Restate all of the entries exactly, dropping any pictures they hold.
begin
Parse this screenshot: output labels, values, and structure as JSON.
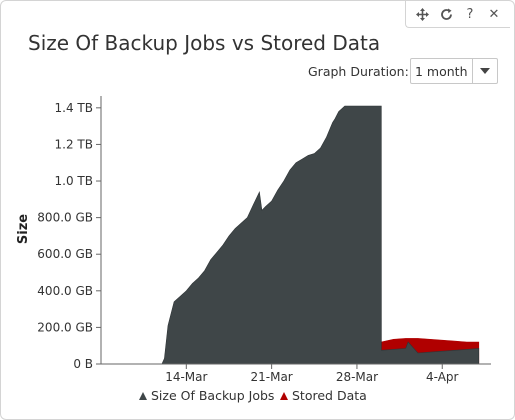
{
  "title": "Size Of Backup Jobs vs Stored Data",
  "toolbar": {
    "move_icon": "move-icon",
    "refresh_icon": "refresh-icon",
    "help_label": "?",
    "close_label": "✕"
  },
  "duration": {
    "label": "Graph Duration:",
    "selected": "1 month"
  },
  "colors": {
    "backup": "#3f4648",
    "stored": "#b00000"
  },
  "chart_data": {
    "type": "area",
    "title": "",
    "ylabel": "Size",
    "xlabel": "",
    "y_ticks": [
      "0 B",
      "200.0 GB",
      "400.0 GB",
      "600.0 GB",
      "800.0 GB",
      "1.0 TB",
      "1.2 TB",
      "1.4 TB"
    ],
    "x_ticks": [
      "14-Mar",
      "21-Mar",
      "28-Mar",
      "4-Apr"
    ],
    "ylim_gb": [
      0,
      1400
    ],
    "legend": [
      "Size Of Backup Jobs",
      "Stored Data"
    ],
    "legend_position": "bottom",
    "series": [
      {
        "name": "Size Of Backup Jobs",
        "x_day": [
          8,
          12,
          12.2,
          12.5,
          13,
          13.5,
          14,
          14.5,
          15,
          15.5,
          16,
          16.5,
          17,
          17.5,
          18,
          18.5,
          19,
          19.5,
          20,
          20.2,
          20.5,
          21,
          21.5,
          22,
          22.5,
          23,
          23.5,
          24,
          24.5,
          25,
          25.5,
          26,
          26.2,
          26.5,
          27,
          27.5,
          28,
          30,
          30.01,
          32,
          32.2,
          33,
          34,
          35,
          36,
          37,
          38
        ],
        "y_gb": [
          0,
          0,
          30,
          210,
          340,
          370,
          400,
          440,
          470,
          510,
          570,
          610,
          650,
          700,
          740,
          770,
          800,
          870,
          940,
          840,
          860,
          890,
          950,
          1000,
          1060,
          1100,
          1120,
          1140,
          1150,
          1180,
          1240,
          1320,
          1340,
          1380,
          1410,
          1410,
          1410,
          1410,
          75,
          85,
          120,
          60,
          65,
          70,
          75,
          80,
          85
        ]
      },
      {
        "name": "Stored Data",
        "x_day": [
          30,
          31,
          32,
          33,
          34,
          35,
          36,
          37,
          38
        ],
        "y_gb": [
          120,
          135,
          140,
          140,
          135,
          130,
          125,
          120,
          120
        ]
      }
    ]
  }
}
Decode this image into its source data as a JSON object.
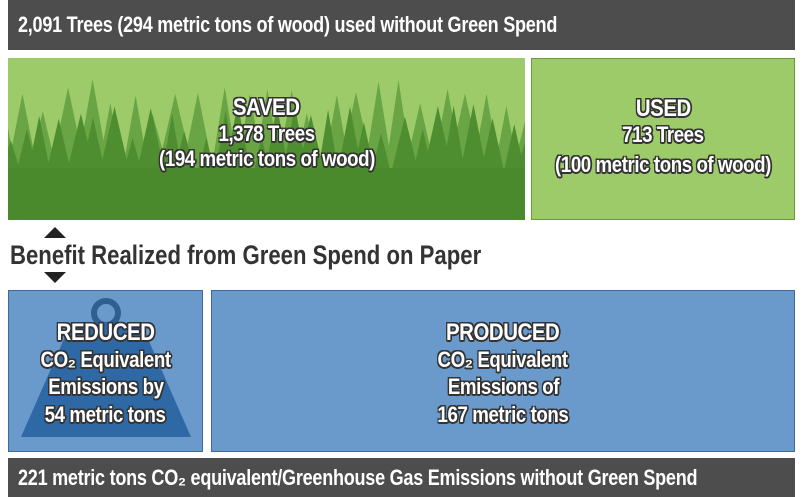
{
  "header": "2,091 Trees (294 metric tons of wood) used without Green Spend",
  "saved": {
    "title": "SAVED",
    "lines": [
      "1,378 Trees",
      "(194 metric tons of wood)"
    ]
  },
  "used": {
    "title": "USED",
    "lines": [
      "713 Trees",
      "(100 metric tons of wood)"
    ]
  },
  "benefit": "Benefit Realized from Green Spend on Paper",
  "reduced": {
    "title": "REDUCED",
    "lines": [
      "CO₂ Equivalent",
      "Emissions by",
      "54 metric tons"
    ]
  },
  "produced": {
    "title": "PRODUCED",
    "lines": [
      "CO₂ Equivalent",
      "Emissions of",
      "167 metric tons"
    ]
  },
  "footer": "221 metric tons CO₂ equivalent/Greenhouse Gas Emissions without Green Spend"
}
end
Full answer
Parse this screenshot: output labels, values, and structure as JSON.
{
  "title": "Size Of Backup Jobs vs Stored Data",
  "toolbar": {
    "move_icon": "move-icon",
    "refresh_icon": "refresh-icon",
    "help_label": "?",
    "close_label": "✕"
  },
  "duration": {
    "label": "Graph Duration:",
    "selected": "1 month"
  },
  "colors": {
    "backup": "#3f4648",
    "stored": "#b00000"
  },
  "chart_data": {
    "type": "area",
    "title": "",
    "ylabel": "Size",
    "xlabel": "",
    "y_ticks": [
      "0 B",
      "200.0 GB",
      "400.0 GB",
      "600.0 GB",
      "800.0 GB",
      "1.0 TB",
      "1.2 TB",
      "1.4 TB"
    ],
    "x_ticks": [
      "14-Mar",
      "21-Mar",
      "28-Mar",
      "4-Apr"
    ],
    "ylim_gb": [
      0,
      1400
    ],
    "legend": [
      "Size Of Backup Jobs",
      "Stored Data"
    ],
    "legend_position": "bottom",
    "series": [
      {
        "name": "Size Of Backup Jobs",
        "x_day": [
          8,
          12,
          12.2,
          12.5,
          13,
          13.5,
          14,
          14.5,
          15,
          15.5,
          16,
          16.5,
          17,
          17.5,
          18,
          18.5,
          19,
          19.5,
          20,
          20.2,
          20.5,
          21,
          21.5,
          22,
          22.5,
          23,
          23.5,
          24,
          24.5,
          25,
          25.5,
          26,
          26.2,
          26.5,
          27,
          27.5,
          28,
          30,
          30.01,
          32,
          32.2,
          33,
          34,
          35,
          36,
          37,
          38
        ],
        "y_gb": [
          0,
          0,
          30,
          210,
          340,
          370,
          400,
          440,
          470,
          510,
          570,
          610,
          650,
          700,
          740,
          770,
          800,
          870,
          940,
          840,
          860,
          890,
          950,
          1000,
          1060,
          1100,
          1120,
          1140,
          1150,
          1180,
          1240,
          1320,
          1340,
          1380,
          1410,
          1410,
          1410,
          1410,
          75,
          85,
          120,
          60,
          65,
          70,
          75,
          80,
          85
        ]
      },
      {
        "name": "Stored Data",
        "x_day": [
          30,
          31,
          32,
          33,
          34,
          35,
          36,
          37,
          38
        ],
        "y_gb": [
          120,
          135,
          140,
          140,
          135,
          130,
          125,
          120,
          120
        ]
      }
    ]
  }
}
Decode this image into its source data as a JSON object.
{
  "header": "2,091 Trees (294 metric tons of wood) used without Green Spend",
  "saved": {
    "title": "SAVED",
    "lines": [
      "1,378 Trees",
      "(194 metric tons of wood)"
    ]
  },
  "used": {
    "title": "USED",
    "lines": [
      "713 Trees",
      "(100 metric tons of wood)"
    ]
  },
  "benefit": "Benefit Realized from Green Spend on Paper",
  "reduced": {
    "title": "REDUCED",
    "lines": [
      "CO₂ Equivalent",
      "Emissions by",
      "54 metric tons"
    ]
  },
  "produced": {
    "title": "PRODUCED",
    "lines": [
      "CO₂ Equivalent",
      "Emissions of",
      "167 metric tons"
    ]
  },
  "footer": "221 metric tons CO₂ equivalent/Greenhouse Gas Emissions without Green Spend"
}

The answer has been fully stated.